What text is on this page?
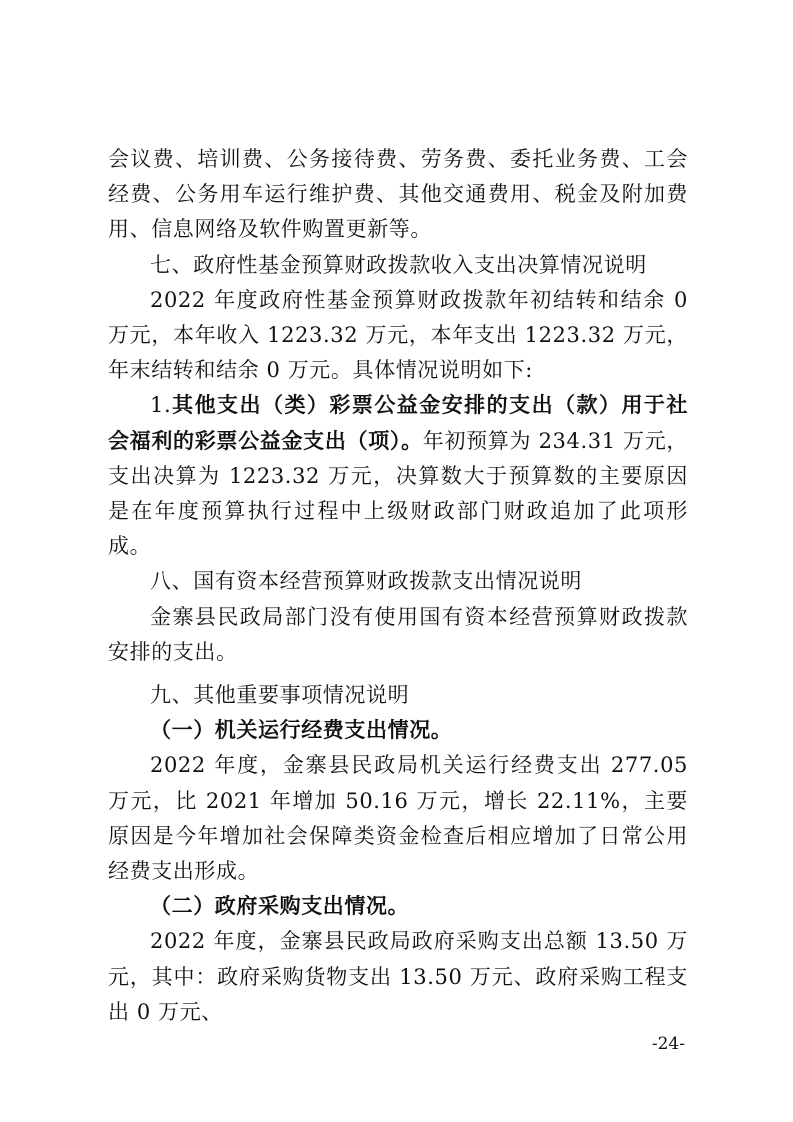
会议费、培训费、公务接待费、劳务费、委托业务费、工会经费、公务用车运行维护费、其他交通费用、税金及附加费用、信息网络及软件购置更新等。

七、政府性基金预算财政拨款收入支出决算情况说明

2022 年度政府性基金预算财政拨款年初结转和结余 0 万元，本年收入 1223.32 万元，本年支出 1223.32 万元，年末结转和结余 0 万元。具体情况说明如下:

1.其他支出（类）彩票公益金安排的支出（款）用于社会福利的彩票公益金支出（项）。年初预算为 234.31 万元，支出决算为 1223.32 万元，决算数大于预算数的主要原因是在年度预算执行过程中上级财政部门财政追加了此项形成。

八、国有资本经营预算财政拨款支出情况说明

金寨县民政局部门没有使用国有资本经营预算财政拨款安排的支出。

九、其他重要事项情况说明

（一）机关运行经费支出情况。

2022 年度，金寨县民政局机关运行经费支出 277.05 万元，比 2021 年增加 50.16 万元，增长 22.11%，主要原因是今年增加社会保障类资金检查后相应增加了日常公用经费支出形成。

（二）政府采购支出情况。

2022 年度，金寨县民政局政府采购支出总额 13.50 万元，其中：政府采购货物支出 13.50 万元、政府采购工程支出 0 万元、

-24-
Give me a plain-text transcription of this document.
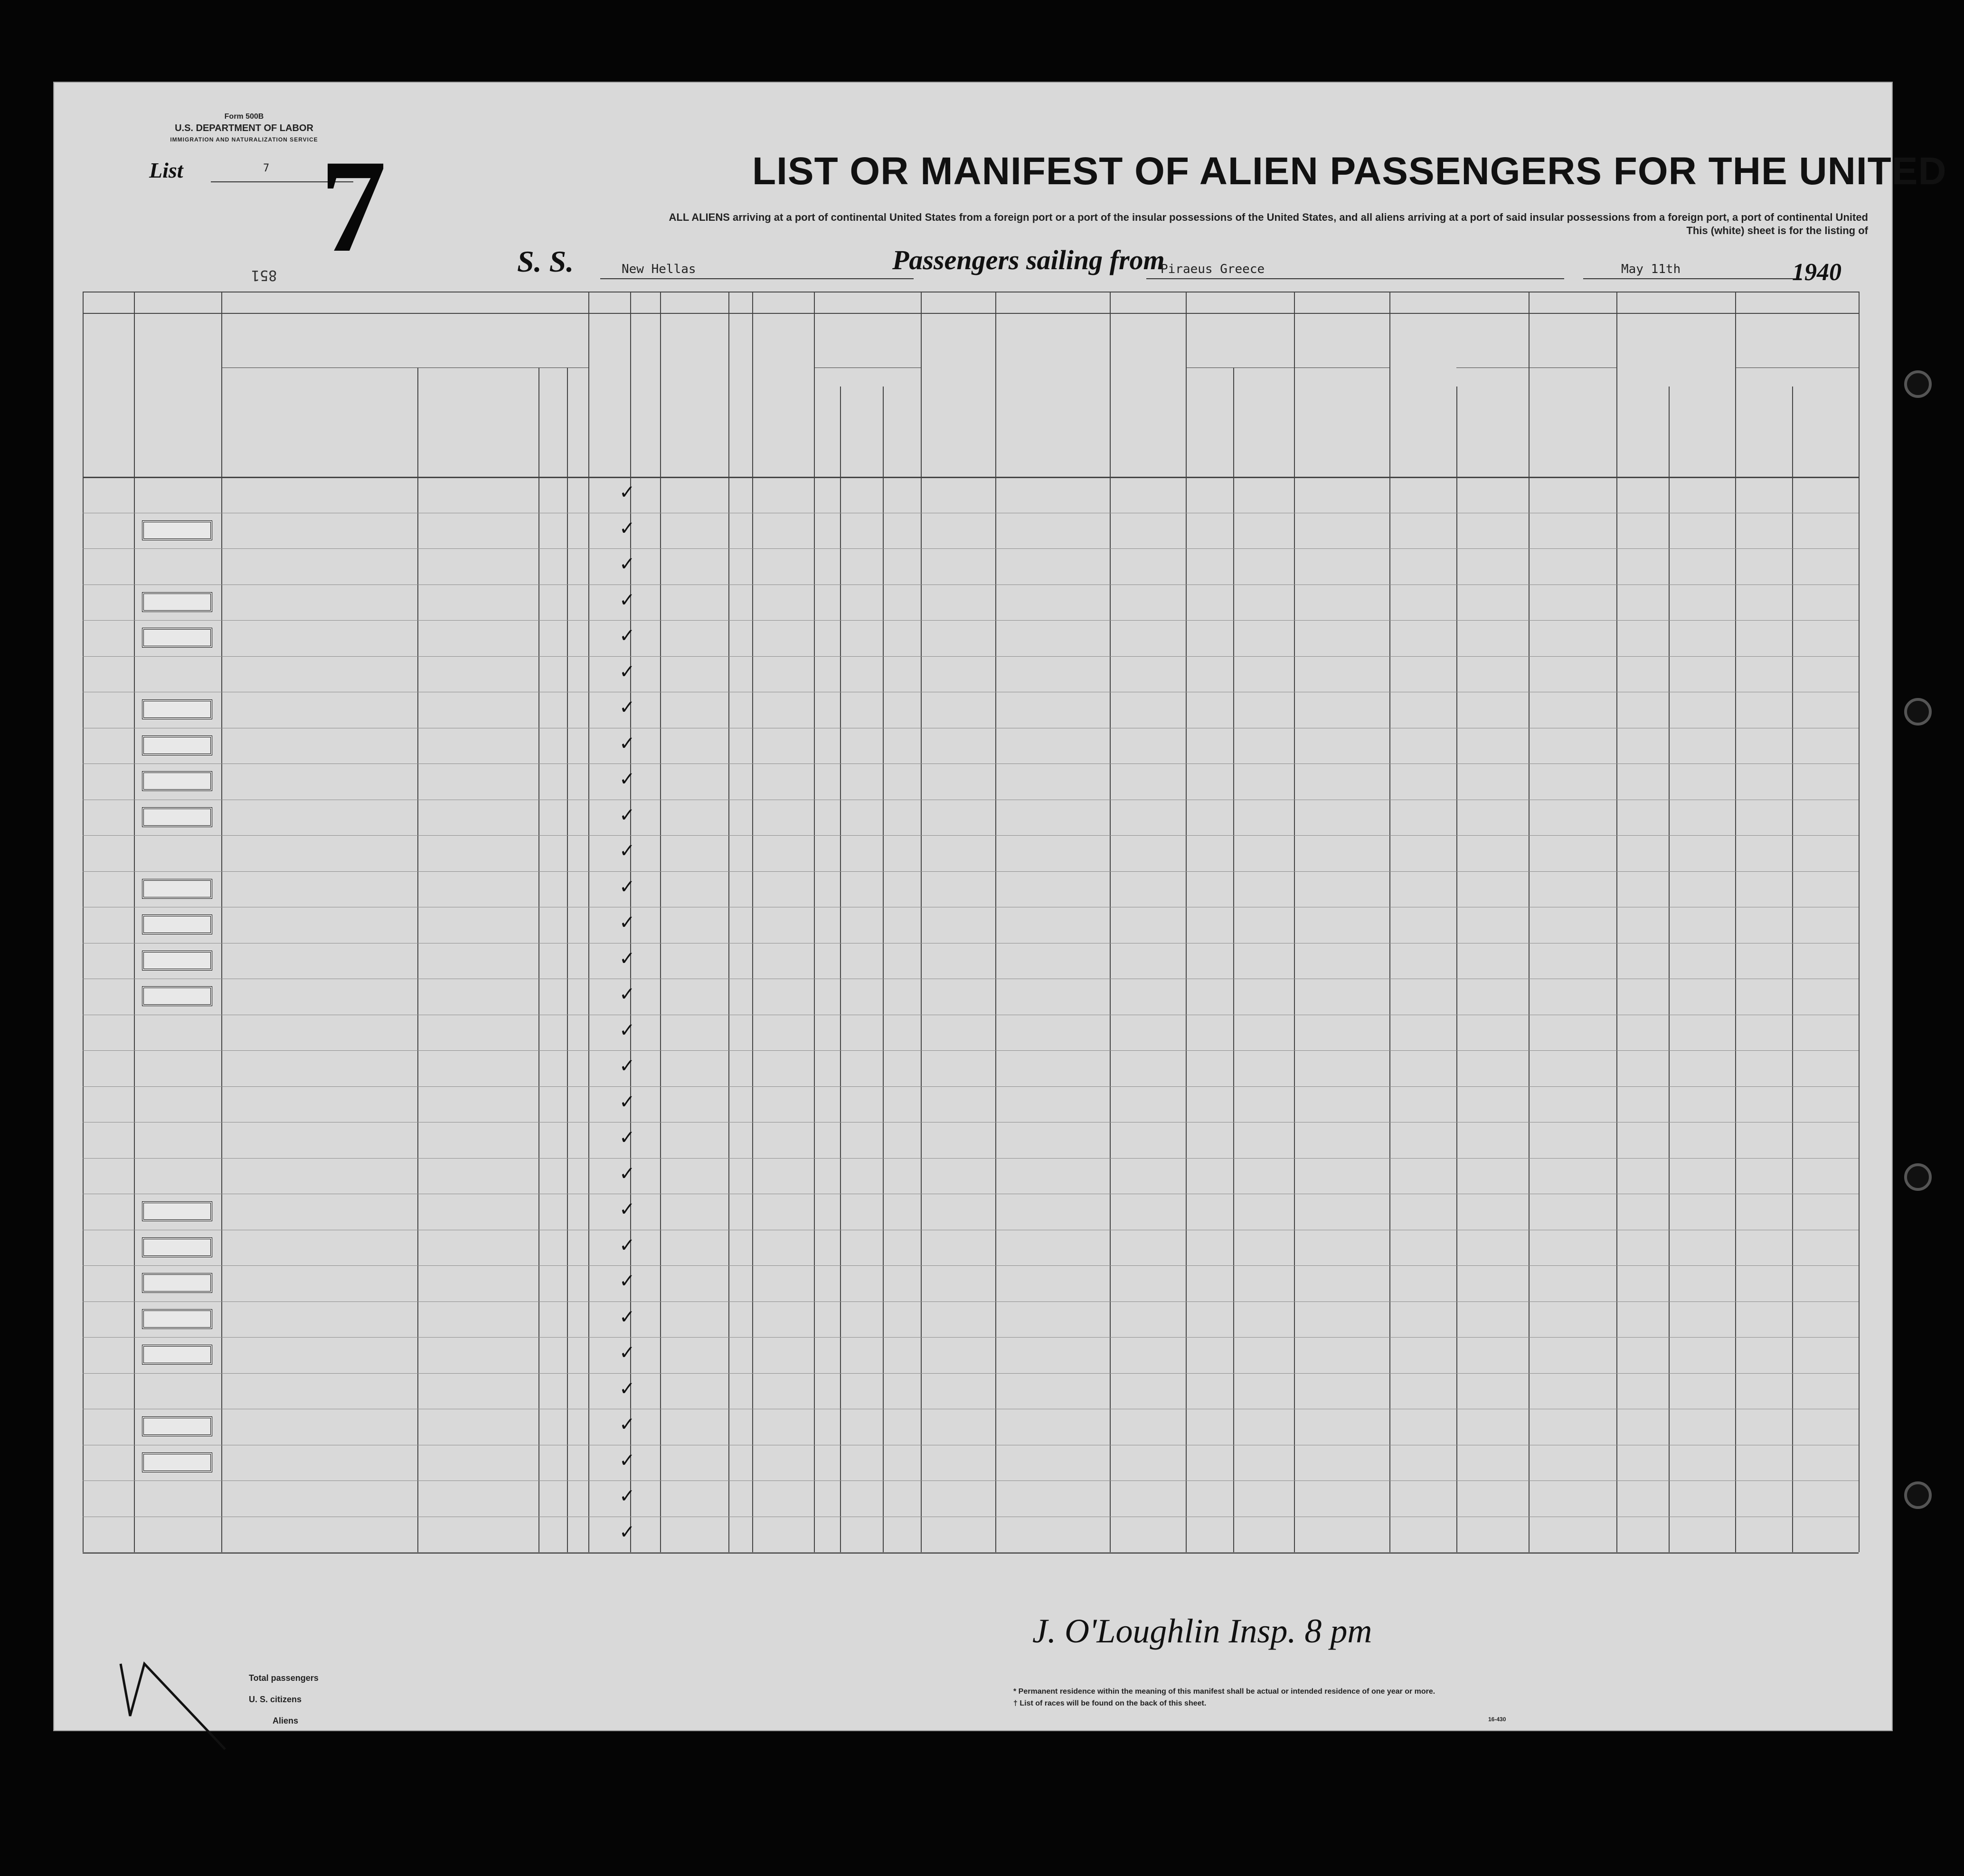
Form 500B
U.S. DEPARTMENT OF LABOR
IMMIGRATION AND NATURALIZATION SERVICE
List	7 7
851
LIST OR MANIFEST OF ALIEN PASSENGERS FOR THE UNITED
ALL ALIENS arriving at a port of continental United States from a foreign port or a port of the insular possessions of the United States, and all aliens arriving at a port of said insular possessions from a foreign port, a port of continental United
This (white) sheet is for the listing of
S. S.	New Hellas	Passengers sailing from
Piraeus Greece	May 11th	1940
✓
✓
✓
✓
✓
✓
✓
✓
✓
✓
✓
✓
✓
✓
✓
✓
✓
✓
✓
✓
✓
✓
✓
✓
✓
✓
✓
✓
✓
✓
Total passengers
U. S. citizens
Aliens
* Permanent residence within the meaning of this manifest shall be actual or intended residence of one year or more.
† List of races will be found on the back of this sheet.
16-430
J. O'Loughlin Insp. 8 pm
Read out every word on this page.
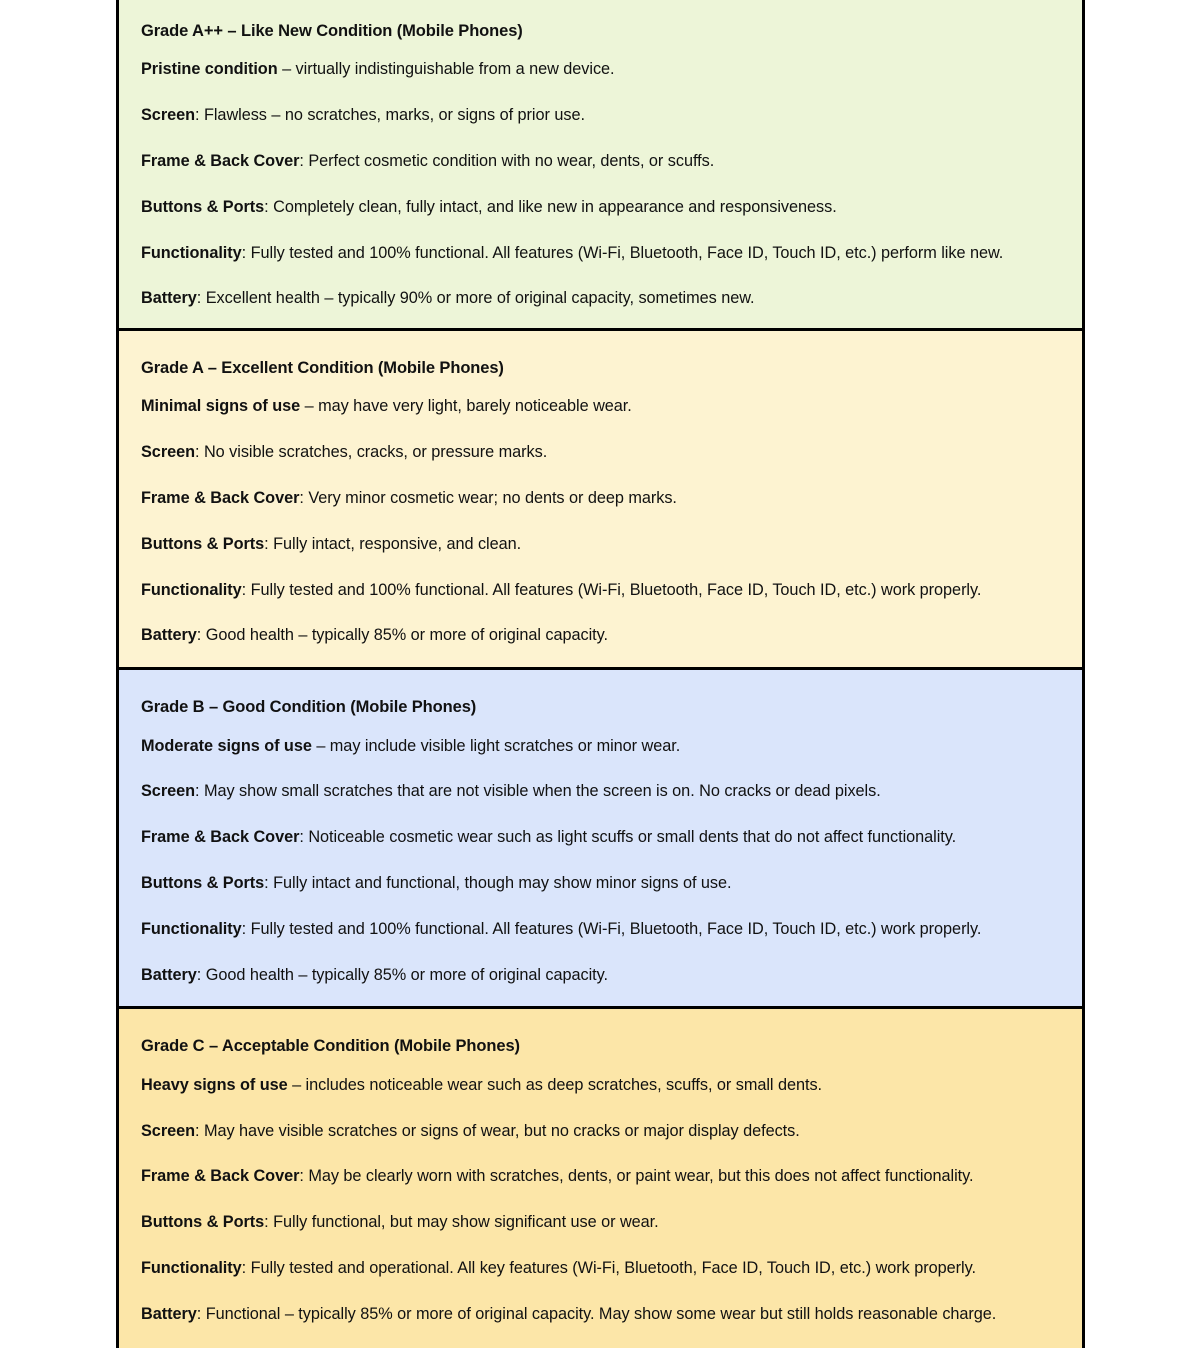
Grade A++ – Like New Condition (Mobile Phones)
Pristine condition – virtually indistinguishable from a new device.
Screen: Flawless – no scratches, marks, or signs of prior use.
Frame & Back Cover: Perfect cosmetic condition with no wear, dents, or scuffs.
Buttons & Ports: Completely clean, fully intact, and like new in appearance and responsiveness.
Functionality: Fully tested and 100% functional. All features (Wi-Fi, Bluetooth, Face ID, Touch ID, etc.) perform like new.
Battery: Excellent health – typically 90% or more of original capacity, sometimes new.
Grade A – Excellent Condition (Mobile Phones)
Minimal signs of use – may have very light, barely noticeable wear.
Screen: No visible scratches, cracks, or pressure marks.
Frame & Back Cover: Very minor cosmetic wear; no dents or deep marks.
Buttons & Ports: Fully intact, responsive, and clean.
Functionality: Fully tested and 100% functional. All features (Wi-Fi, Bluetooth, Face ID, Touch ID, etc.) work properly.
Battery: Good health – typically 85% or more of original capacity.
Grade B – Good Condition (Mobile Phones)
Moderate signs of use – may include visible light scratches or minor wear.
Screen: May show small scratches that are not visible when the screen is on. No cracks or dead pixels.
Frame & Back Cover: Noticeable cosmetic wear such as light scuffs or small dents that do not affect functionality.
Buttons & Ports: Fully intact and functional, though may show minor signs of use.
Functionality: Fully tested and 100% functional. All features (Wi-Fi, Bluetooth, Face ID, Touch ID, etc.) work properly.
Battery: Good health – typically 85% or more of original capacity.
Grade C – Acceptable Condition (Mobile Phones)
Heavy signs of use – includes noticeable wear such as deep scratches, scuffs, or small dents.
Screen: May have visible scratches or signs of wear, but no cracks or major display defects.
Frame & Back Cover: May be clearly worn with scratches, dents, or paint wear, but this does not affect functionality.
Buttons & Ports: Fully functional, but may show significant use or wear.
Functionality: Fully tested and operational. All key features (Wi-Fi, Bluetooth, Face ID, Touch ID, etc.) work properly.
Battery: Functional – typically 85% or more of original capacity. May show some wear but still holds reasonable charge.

Set exercise: Show every line in the records above that contains the word "signs".

Worked solution:
Screen: Flawless – no scratches, marks, or signs of prior use.
Minimal signs of use – may have very light, barely noticeable wear.
Moderate signs of use – may include visible light scratches or minor wear.
Buttons & Ports: Fully intact and functional, though may show minor signs of use.
Heavy signs of use – includes noticeable wear such as deep scratches, scuffs, or small dents.
Screen: May have visible scratches or signs of wear, but no cracks or major display defects.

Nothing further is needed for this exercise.